Data listing Block Start

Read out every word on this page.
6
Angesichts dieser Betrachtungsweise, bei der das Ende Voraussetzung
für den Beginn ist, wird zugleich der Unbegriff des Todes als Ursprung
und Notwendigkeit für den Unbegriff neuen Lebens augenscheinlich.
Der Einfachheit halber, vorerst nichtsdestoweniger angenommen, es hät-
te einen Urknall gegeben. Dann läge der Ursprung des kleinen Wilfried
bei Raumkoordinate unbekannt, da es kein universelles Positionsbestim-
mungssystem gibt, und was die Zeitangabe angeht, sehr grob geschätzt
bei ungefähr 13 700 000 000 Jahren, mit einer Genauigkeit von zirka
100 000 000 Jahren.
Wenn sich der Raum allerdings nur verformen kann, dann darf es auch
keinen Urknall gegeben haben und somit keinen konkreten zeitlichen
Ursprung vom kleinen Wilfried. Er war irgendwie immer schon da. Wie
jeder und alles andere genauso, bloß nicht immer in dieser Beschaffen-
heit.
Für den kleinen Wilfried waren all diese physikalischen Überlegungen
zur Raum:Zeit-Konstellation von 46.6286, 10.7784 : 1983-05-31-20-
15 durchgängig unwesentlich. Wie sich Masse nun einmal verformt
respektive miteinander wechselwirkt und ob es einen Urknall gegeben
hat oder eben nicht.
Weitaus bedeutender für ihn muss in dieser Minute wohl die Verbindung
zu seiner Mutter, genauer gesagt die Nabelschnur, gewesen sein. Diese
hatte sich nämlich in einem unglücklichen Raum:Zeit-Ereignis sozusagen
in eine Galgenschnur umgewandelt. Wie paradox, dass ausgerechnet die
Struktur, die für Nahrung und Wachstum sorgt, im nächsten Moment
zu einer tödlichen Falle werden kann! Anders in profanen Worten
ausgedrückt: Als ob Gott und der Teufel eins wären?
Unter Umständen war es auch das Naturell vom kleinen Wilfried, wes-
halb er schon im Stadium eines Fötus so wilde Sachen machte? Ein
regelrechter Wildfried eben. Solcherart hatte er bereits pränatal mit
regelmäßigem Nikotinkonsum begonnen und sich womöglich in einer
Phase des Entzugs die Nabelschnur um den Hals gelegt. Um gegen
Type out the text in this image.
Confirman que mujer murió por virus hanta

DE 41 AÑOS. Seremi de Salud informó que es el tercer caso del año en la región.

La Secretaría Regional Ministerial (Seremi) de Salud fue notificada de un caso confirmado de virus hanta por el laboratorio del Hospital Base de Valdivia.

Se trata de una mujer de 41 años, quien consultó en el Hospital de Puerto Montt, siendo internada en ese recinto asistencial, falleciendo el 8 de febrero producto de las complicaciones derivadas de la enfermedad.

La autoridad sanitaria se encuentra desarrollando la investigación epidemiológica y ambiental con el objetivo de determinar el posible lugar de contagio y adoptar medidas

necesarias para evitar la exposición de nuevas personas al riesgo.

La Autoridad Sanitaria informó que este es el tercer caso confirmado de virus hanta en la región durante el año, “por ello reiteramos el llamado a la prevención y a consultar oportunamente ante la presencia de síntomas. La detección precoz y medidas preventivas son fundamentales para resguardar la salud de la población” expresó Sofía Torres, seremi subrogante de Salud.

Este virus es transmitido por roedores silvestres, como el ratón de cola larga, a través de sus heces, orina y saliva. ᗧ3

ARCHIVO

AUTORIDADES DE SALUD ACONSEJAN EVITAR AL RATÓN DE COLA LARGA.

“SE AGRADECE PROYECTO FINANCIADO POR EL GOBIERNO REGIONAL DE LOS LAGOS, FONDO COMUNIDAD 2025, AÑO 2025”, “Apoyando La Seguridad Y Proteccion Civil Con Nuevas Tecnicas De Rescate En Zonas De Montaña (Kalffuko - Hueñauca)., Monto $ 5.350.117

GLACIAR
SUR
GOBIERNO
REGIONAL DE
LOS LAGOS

Data listing Block End

• What the task asks:
Type the entries out again so that they match exactly.

• The completed task:
Read out every word on this page.
6
Angesichts dieser Betrachtungsweise, bei der das Ende Voraussetzung
für den Beginn ist, wird zugleich der Unbegriff des Todes als Ursprung
und Notwendigkeit für den Unbegriff neuen Lebens augenscheinlich.
Der Einfachheit halber, vorerst nichtsdestoweniger angenommen, es hät-
te einen Urknall gegeben. Dann läge der Ursprung des kleinen Wilfried
bei Raumkoordinate unbekannt, da es kein universelles Positionsbestim-
mungssystem gibt, und was die Zeitangabe angeht, sehr grob geschätzt
bei ungefähr 13 700 000 000 Jahren, mit einer Genauigkeit von zirka
100 000 000 Jahren.
Wenn sich der Raum allerdings nur verformen kann, dann darf es auch
keinen Urknall gegeben haben und somit keinen konkreten zeitlichen
Ursprung vom kleinen Wilfried. Er war irgendwie immer schon da. Wie
jeder und alles andere genauso, bloß nicht immer in dieser Beschaffen-
heit.
Für den kleinen Wilfried waren all diese physikalischen Überlegungen
zur Raum:Zeit-Konstellation von 46.6286, 10.7784 : 1983-05-31-20-
15 durchgängig unwesentlich. Wie sich Masse nun einmal verformt
respektive miteinander wechselwirkt und ob es einen Urknall gegeben
hat oder eben nicht.
Weitaus bedeutender für ihn muss in dieser Minute wohl die Verbindung
zu seiner Mutter, genauer gesagt die Nabelschnur, gewesen sein. Diese
hatte sich nämlich in einem unglücklichen Raum:Zeit-Ereignis sozusagen
in eine Galgenschnur umgewandelt. Wie paradox, dass ausgerechnet die
Struktur, die für Nahrung und Wachstum sorgt, im nächsten Moment
zu einer tödlichen Falle werden kann! Anders in profanen Worten
ausgedrückt: Als ob Gott und der Teufel eins wären?
Unter Umständen war es auch das Naturell vom kleinen Wilfried, wes-
halb er schon im Stadium eines Fötus so wilde Sachen machte? Ein
regelrechter Wildfried eben. Solcherart hatte er bereits pränatal mit
regelmäßigem Nikotinkonsum begonnen und sich womöglich in einer
Phase des Entzugs die Nabelschnur um den Hals gelegt. Um gegen
Type out the text in this image.
Confirman que mujer murió por virus hanta

DE 41 AÑOS. Seremi de Salud informó que es el tercer caso del año en la región.

La Secretaría Regional Ministerial (Seremi) de Salud fue notificada de un caso confirmado de virus hanta por el laboratorio del Hospital Base de Valdivia.

Se trata de una mujer de 41 años, quien consultó en el Hospital de Puerto Montt, siendo internada en ese recinto asistencial, falleciendo el 8 de febrero producto de las complicaciones derivadas de la enfermedad.

La autoridad sanitaria se encuentra desarrollando la investigación epidemiológica y ambiental con el objetivo de determinar el posible lugar de contagio y adoptar medidas

necesarias para evitar la exposición de nuevas personas al riesgo.

La Autoridad Sanitaria informó que este es el tercer caso confirmado de virus hanta en la región durante el año, “por ello reiteramos el llamado a la prevención y a consultar oportunamente ante la presencia de síntomas. La detección precoz y medidas preventivas son fundamentales para resguardar la salud de la población” expresó Sofía Torres, seremi subrogante de Salud.

Este virus es transmitido por roedores silvestres, como el ratón de cola larga, a través de sus heces, orina y saliva. ᗧ3

ARCHIVO

AUTORIDADES DE SALUD ACONSEJAN EVITAR AL RATÓN DE COLA LARGA.

“SE AGRADECE PROYECTO FINANCIADO POR EL GOBIERNO REGIONAL DE LOS LAGOS, FONDO COMUNIDAD 2025, AÑO 2025”, “Apoyando La Seguridad Y Proteccion Civil Con Nuevas Tecnicas De Rescate En Zonas De Montaña (Kalffuko - Hueñauca)., Monto $ 5.350.117

GLACIAR
SUR
GOBIERNO
REGIONAL DE
LOS LAGOS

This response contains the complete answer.